TASK PROMPT: Report how many lines include the word "老师节感恩主题演讲稿篇", and nothing besides that number.

LISTING:
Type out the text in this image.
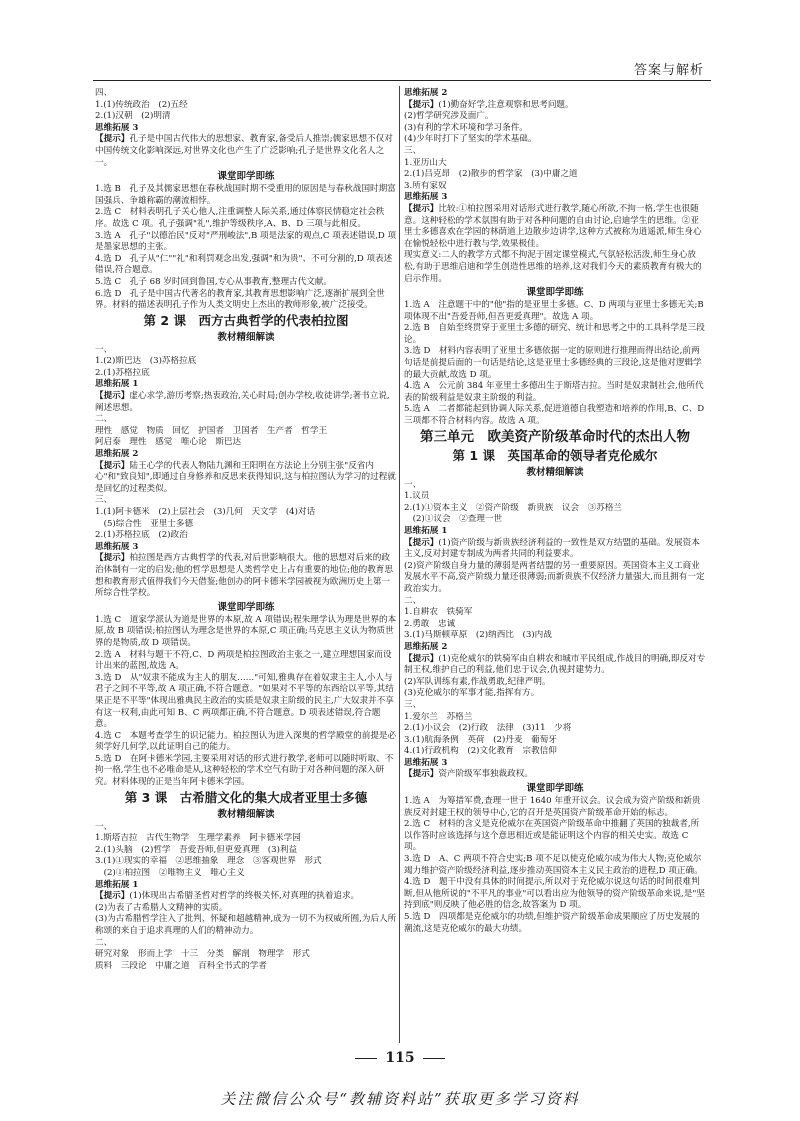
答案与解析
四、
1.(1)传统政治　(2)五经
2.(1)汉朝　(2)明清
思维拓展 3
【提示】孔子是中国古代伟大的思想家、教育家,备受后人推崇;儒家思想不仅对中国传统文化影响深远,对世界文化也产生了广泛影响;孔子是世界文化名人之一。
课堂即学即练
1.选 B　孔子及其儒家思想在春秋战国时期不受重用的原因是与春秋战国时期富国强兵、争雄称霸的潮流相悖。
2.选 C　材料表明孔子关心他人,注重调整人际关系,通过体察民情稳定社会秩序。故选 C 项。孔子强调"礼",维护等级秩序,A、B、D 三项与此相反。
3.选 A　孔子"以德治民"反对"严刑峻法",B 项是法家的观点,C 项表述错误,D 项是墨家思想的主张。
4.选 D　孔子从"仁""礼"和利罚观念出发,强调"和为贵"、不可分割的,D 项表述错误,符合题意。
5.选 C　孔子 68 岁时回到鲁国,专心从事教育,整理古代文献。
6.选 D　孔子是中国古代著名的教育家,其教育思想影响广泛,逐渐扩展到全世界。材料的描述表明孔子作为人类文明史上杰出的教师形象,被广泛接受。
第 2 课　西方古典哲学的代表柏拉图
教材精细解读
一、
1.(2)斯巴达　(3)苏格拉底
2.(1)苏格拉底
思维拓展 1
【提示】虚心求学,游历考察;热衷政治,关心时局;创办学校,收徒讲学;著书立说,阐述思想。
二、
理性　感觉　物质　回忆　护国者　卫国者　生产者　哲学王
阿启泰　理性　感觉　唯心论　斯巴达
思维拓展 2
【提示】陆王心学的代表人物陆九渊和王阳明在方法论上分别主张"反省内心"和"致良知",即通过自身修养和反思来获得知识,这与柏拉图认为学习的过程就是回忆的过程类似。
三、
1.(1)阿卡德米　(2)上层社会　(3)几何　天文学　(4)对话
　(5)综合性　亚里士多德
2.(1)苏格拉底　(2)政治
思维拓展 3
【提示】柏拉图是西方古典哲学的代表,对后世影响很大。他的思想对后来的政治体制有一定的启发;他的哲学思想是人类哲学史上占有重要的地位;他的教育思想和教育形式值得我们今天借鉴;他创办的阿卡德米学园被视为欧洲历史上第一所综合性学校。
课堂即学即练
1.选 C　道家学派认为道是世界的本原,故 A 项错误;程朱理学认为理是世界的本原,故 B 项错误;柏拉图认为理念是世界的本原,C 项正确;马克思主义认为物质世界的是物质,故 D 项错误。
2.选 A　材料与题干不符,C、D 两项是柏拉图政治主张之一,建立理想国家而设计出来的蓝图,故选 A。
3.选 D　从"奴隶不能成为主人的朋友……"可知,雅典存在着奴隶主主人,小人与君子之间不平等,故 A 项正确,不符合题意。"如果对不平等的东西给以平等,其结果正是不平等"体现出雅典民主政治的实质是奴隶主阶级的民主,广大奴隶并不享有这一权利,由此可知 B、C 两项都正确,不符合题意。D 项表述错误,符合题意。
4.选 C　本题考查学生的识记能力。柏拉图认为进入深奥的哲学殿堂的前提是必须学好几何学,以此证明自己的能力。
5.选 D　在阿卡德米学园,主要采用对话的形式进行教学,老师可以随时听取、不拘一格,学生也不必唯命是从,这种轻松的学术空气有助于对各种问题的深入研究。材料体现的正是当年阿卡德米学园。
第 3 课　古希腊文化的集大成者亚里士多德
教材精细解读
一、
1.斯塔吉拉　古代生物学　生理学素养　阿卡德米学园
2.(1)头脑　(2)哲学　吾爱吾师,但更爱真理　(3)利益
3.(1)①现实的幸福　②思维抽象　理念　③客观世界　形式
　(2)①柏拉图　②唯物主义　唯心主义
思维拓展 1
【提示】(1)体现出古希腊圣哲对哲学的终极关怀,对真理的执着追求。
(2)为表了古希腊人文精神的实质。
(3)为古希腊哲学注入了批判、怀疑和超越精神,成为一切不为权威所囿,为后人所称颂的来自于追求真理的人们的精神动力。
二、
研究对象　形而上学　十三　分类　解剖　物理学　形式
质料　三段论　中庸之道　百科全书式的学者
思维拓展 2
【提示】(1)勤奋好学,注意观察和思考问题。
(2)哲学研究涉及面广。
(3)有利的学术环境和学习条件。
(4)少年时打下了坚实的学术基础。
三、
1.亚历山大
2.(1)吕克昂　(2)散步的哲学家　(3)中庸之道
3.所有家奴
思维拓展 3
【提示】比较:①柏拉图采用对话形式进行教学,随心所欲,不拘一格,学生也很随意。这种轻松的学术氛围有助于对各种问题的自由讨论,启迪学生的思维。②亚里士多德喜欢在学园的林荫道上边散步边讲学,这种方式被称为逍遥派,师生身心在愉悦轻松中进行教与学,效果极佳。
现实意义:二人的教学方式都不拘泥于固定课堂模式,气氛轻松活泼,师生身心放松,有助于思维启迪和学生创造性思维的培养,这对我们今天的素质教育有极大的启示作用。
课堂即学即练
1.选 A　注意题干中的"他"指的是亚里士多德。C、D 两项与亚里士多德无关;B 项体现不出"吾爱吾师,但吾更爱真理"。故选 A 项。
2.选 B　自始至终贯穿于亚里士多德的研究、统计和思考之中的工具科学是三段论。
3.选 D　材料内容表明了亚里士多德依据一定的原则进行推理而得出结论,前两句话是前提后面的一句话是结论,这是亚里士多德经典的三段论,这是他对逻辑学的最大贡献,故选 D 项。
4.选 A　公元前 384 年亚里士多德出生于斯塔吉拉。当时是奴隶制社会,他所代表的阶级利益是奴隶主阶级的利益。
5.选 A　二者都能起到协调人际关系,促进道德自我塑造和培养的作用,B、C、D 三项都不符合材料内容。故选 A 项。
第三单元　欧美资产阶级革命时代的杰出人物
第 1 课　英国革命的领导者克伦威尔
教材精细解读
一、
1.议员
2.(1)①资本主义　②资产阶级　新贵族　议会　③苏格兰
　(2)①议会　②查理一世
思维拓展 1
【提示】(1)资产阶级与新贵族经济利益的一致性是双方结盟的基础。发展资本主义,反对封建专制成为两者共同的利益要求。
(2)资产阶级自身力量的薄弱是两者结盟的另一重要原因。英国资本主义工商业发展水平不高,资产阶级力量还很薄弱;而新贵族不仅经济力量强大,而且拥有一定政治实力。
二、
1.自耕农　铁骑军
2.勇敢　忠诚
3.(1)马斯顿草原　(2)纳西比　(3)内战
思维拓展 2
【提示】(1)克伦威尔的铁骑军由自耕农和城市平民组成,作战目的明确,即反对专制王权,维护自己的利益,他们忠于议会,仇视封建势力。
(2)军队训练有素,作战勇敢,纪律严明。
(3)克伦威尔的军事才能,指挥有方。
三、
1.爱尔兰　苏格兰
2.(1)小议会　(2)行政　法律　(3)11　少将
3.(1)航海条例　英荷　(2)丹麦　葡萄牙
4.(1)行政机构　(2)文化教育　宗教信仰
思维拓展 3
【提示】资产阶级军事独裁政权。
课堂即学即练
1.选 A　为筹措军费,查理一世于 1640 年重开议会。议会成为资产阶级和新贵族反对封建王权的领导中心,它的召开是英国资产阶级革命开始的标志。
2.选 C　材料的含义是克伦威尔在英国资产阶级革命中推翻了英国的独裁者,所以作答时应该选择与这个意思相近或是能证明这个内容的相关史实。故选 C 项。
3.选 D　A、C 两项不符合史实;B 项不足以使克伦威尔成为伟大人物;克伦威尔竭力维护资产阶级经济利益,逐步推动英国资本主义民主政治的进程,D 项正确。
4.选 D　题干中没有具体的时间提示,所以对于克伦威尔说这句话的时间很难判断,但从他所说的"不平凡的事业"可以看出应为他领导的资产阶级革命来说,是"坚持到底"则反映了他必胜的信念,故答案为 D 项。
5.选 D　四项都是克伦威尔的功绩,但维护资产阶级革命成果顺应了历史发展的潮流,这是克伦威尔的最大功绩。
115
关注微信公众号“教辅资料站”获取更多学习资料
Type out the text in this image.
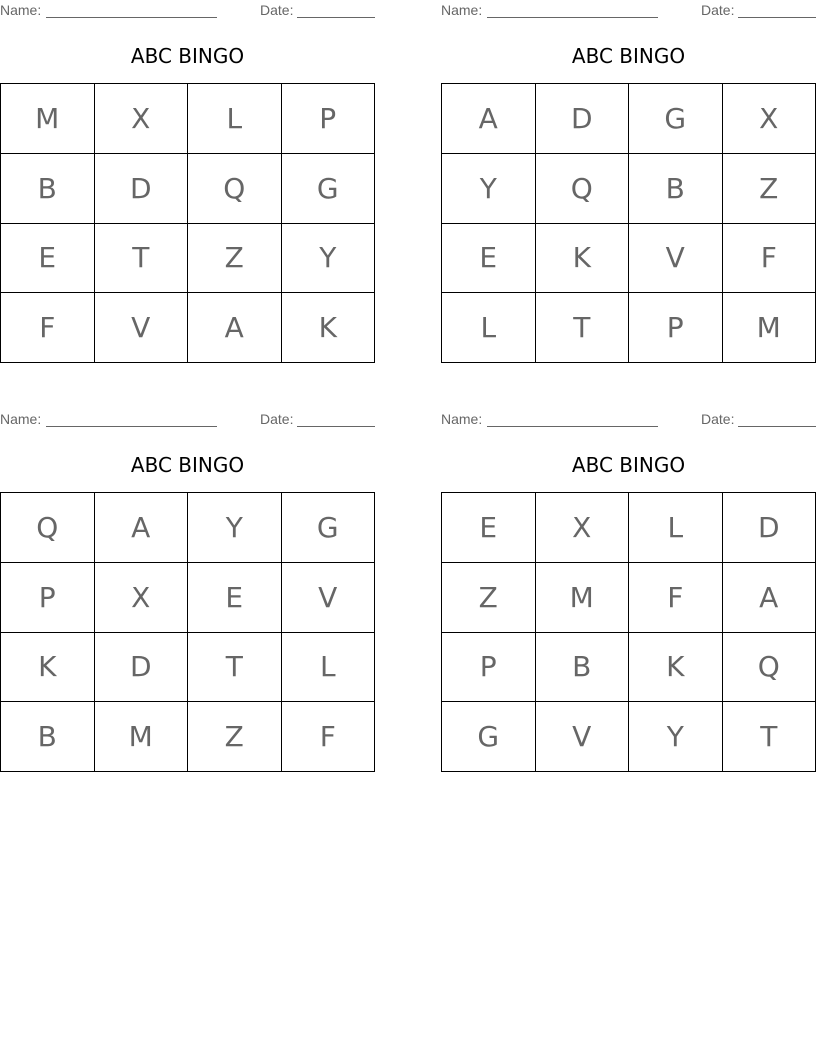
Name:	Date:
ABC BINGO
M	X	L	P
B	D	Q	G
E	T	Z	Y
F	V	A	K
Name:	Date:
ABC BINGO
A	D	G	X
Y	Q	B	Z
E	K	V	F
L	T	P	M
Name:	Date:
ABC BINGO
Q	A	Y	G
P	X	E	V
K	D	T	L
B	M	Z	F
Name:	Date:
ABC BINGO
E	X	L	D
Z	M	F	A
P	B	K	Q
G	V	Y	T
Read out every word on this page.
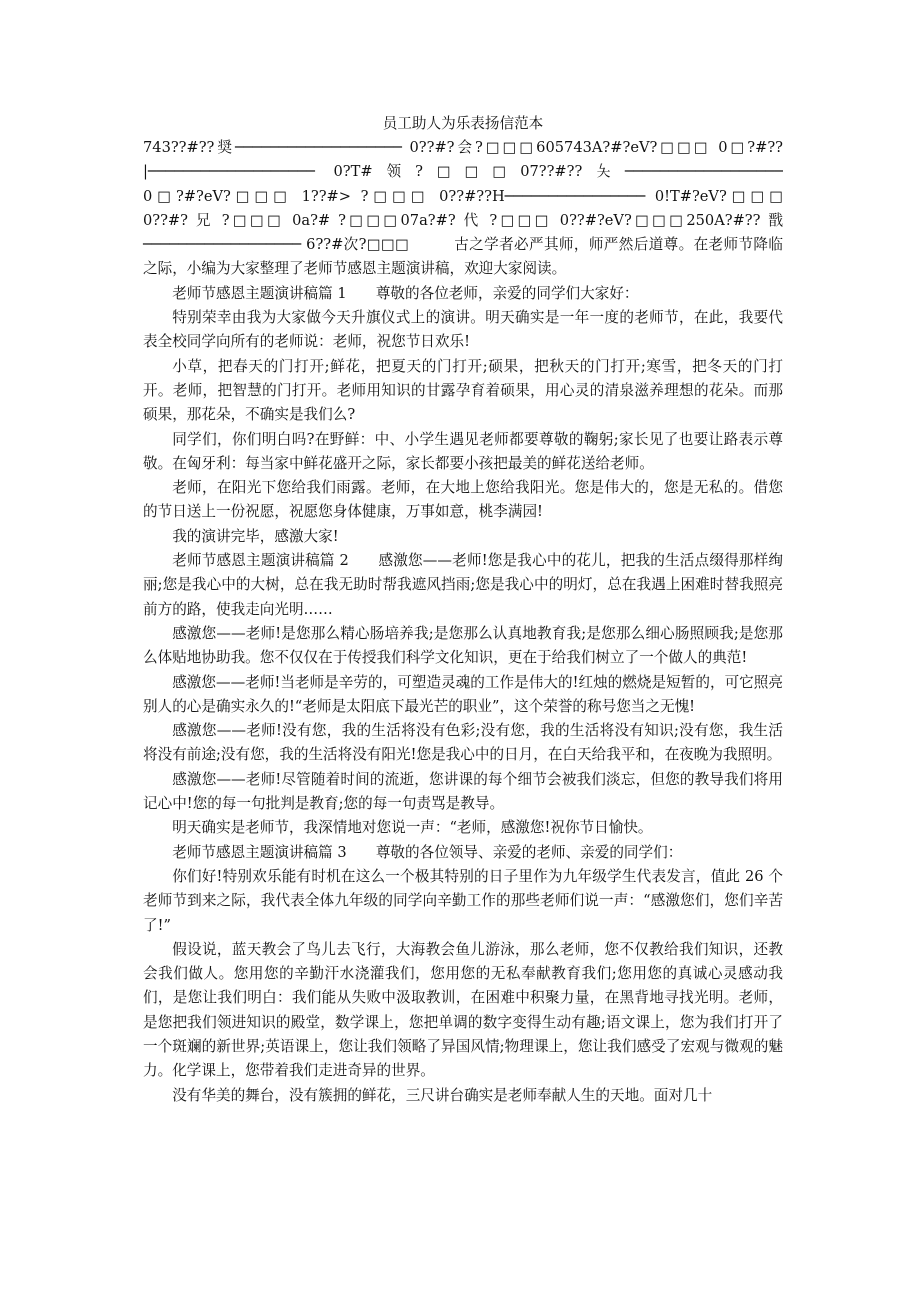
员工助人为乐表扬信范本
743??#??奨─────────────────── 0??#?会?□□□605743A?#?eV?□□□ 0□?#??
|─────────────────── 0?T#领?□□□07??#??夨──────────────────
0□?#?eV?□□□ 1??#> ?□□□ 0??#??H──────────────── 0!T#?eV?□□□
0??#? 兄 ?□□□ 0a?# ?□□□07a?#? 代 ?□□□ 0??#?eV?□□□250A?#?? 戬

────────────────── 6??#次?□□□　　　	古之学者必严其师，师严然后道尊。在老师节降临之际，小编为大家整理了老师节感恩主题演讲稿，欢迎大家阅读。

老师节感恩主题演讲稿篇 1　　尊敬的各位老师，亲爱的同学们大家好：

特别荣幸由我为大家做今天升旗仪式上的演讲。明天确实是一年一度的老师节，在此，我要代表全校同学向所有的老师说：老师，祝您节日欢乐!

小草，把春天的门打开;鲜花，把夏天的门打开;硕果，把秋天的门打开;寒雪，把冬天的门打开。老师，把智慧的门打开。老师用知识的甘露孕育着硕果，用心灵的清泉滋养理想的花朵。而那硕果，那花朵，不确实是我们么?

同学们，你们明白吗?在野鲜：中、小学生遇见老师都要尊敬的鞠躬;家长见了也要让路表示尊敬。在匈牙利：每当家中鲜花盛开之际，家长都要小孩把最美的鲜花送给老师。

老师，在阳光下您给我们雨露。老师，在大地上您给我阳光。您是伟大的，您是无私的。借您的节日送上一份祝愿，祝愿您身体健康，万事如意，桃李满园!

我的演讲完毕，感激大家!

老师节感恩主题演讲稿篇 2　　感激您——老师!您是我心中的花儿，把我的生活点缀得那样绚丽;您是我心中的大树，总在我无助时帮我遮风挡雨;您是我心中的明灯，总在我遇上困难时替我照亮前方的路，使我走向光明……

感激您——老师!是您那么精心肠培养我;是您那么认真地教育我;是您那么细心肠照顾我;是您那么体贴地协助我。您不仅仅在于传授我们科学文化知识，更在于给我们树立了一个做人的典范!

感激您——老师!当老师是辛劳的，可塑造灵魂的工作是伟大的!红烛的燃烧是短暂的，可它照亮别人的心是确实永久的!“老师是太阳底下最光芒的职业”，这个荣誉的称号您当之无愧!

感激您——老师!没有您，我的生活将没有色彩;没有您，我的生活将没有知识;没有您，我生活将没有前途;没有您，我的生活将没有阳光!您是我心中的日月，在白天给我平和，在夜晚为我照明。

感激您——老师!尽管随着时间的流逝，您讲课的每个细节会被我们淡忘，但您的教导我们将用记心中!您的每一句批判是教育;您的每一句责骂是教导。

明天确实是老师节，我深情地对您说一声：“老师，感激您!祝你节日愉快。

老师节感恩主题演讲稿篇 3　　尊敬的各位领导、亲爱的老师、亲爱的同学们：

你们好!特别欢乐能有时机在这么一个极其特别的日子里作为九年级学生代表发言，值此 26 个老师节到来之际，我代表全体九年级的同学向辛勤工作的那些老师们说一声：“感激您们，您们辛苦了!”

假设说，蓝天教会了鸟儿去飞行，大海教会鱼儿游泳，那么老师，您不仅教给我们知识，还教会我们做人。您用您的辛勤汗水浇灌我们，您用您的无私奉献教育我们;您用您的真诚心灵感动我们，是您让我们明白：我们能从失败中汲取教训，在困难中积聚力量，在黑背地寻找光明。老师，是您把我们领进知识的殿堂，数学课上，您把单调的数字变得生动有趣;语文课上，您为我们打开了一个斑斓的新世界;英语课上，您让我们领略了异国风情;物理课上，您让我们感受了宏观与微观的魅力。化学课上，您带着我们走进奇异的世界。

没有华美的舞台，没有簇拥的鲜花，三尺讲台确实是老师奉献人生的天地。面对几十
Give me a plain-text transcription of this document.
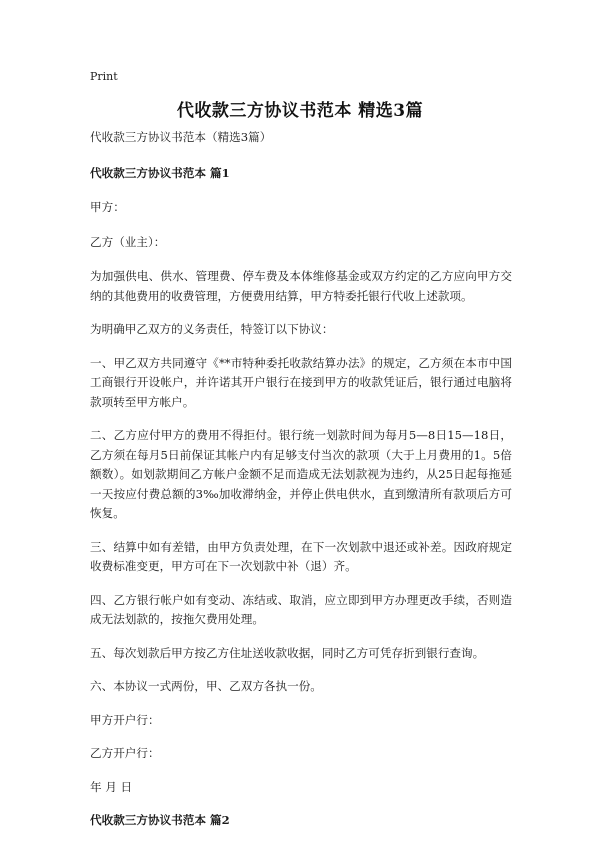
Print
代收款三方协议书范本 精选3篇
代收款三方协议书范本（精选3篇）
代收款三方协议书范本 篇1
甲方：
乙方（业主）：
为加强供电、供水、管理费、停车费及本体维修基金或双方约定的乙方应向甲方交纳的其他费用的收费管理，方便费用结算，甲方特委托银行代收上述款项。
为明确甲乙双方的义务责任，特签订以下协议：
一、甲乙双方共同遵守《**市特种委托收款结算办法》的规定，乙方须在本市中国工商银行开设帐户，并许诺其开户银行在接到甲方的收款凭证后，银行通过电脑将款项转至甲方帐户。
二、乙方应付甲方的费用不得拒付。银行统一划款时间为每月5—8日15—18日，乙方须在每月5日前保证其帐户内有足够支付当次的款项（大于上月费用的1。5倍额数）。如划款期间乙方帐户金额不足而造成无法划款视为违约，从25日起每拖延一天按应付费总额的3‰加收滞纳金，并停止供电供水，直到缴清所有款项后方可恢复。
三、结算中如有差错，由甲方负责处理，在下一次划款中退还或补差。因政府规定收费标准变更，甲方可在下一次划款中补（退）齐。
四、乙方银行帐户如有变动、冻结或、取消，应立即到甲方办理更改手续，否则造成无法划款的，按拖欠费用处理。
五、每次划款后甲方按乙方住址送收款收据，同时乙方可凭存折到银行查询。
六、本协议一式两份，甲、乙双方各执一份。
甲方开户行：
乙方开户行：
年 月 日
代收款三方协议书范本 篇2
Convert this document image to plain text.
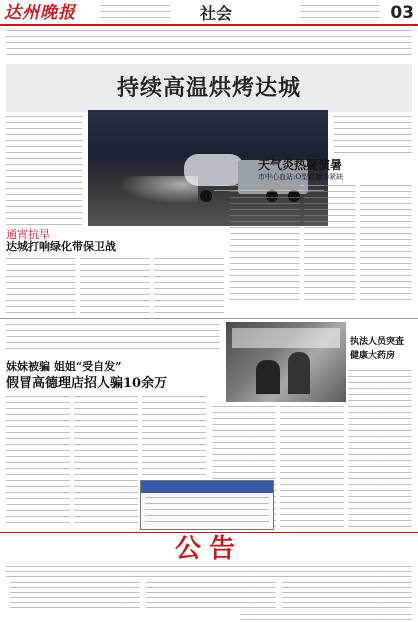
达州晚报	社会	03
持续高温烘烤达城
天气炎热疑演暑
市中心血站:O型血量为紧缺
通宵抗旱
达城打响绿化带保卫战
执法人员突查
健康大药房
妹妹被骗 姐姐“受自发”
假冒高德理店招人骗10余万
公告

OUTPUT: 3